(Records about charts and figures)
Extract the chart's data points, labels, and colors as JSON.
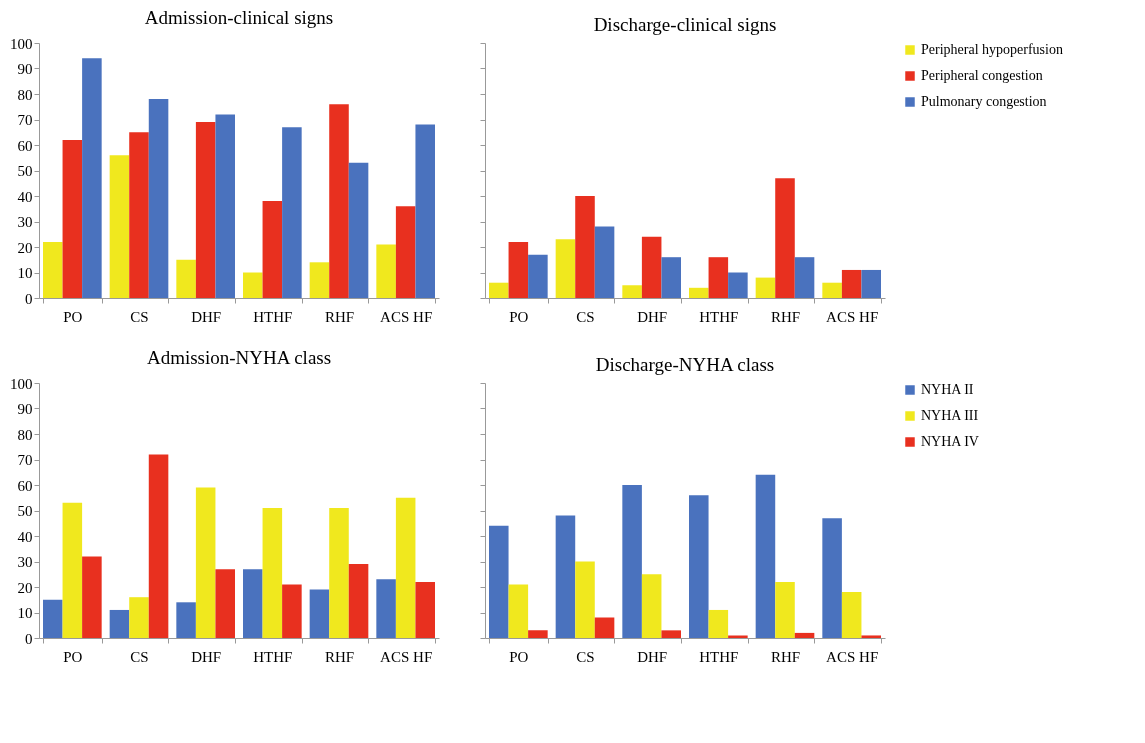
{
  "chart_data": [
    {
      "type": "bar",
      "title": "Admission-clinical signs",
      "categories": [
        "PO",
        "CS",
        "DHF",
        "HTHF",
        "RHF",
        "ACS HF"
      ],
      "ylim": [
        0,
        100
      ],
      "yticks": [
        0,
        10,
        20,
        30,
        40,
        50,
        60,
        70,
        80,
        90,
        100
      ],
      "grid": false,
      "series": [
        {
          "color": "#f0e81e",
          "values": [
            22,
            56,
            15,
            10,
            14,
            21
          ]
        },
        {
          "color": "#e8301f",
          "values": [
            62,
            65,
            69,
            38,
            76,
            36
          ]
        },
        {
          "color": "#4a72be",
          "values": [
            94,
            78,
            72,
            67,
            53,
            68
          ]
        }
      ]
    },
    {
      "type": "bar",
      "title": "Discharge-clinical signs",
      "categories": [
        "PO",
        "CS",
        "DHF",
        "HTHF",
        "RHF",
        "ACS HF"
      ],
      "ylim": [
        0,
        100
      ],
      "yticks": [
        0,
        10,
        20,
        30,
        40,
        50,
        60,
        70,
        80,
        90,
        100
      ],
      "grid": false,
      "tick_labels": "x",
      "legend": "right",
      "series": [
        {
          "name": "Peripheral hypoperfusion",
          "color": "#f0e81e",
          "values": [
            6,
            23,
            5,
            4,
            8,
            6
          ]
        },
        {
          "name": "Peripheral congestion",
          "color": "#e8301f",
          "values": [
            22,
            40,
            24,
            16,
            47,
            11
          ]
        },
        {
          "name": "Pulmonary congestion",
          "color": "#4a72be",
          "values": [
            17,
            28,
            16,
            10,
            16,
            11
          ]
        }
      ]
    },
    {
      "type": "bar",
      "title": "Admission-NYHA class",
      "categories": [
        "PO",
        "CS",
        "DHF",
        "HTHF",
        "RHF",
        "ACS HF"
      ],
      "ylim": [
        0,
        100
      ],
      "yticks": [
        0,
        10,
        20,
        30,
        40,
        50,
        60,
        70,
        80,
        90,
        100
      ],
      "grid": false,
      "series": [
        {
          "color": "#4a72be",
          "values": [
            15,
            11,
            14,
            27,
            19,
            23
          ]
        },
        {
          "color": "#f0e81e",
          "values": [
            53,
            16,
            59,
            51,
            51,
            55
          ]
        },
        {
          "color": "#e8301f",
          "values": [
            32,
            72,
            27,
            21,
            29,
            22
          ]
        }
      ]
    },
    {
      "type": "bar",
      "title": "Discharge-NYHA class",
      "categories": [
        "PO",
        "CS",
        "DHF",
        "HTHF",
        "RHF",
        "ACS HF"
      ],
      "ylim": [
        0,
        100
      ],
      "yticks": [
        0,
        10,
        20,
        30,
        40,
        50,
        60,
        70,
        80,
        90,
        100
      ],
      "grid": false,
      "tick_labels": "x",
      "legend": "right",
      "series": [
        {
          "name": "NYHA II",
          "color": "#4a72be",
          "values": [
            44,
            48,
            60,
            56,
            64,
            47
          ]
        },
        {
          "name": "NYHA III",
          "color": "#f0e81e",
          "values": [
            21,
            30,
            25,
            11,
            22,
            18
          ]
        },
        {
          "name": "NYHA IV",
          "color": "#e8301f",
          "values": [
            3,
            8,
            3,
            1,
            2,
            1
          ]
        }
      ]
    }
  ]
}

==

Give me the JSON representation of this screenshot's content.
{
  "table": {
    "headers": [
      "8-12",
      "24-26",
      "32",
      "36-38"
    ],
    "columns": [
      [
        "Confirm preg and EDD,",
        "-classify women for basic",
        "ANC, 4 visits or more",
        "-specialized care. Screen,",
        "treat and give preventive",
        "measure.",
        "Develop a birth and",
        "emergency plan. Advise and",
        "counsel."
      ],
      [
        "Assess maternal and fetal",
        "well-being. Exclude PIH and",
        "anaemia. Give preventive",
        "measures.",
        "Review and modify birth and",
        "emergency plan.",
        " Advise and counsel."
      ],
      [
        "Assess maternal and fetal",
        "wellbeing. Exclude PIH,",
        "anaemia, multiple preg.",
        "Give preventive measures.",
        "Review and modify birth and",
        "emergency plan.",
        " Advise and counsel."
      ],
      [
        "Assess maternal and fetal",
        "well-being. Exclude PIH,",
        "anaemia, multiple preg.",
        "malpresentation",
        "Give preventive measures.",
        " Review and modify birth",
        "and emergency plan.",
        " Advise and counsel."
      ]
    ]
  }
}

▸ **Stated exercise**
Select, from the listing, all lines that include the word "signs".

▸ **Answer for this exercise**
      "title": "Admission-clinical signs",
      "title": "Discharge-clinical signs",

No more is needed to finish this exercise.